Extracted records
<<<<

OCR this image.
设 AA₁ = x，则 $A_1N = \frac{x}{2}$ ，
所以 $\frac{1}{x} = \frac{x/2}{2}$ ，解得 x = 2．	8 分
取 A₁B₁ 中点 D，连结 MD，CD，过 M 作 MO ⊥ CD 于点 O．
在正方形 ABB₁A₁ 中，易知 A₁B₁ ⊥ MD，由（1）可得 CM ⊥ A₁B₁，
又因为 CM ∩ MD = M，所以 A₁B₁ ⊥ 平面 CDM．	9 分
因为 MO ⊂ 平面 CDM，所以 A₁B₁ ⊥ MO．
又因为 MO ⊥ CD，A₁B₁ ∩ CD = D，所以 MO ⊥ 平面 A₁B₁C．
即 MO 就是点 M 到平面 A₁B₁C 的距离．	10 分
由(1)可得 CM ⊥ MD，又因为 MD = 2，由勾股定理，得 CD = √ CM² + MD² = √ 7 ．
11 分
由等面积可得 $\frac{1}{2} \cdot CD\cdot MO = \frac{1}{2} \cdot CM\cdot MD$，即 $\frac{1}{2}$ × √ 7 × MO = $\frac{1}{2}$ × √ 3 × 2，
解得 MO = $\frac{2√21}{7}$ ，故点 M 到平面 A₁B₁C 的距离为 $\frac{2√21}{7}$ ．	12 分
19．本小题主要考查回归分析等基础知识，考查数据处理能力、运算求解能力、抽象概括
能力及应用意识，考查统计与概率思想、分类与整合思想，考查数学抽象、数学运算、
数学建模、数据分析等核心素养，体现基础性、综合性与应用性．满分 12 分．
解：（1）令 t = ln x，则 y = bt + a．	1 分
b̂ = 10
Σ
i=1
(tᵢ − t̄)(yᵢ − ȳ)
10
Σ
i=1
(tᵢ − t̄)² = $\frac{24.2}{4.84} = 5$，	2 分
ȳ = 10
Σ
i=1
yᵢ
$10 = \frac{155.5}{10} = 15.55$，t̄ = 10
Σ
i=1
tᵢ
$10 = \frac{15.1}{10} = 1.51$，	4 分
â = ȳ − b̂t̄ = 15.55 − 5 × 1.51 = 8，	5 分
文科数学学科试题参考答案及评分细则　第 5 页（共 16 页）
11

>>>>

What you have to do: Copy each line of the data above that holds "frac".

The solution:
设 AA₁ = x，则 $A_1N = \frac{x}{2}$ ，
所以 $\frac{1}{x} = \frac{x/2}{2}$ ，解得 x = 2．	8 分
由等面积可得 $\frac{1}{2} \cdot CD\cdot MO = \frac{1}{2} \cdot CM\cdot MD$，即 $\frac{1}{2}$ × √ 7 × MO = $\frac{1}{2}$ × √ 3 × 2，
解得 MO = $\frac{2√21}{7}$ ，故点 M 到平面 A₁B₁C 的距离为 $\frac{2√21}{7}$ ．	12 分
(tᵢ − t̄)² = $\frac{24.2}{4.84} = 5$，	2 分
$10 = \frac{155.5}{10} = 15.55$，t̄ = 10
$10 = \frac{15.1}{10} = 1.51$，	4 分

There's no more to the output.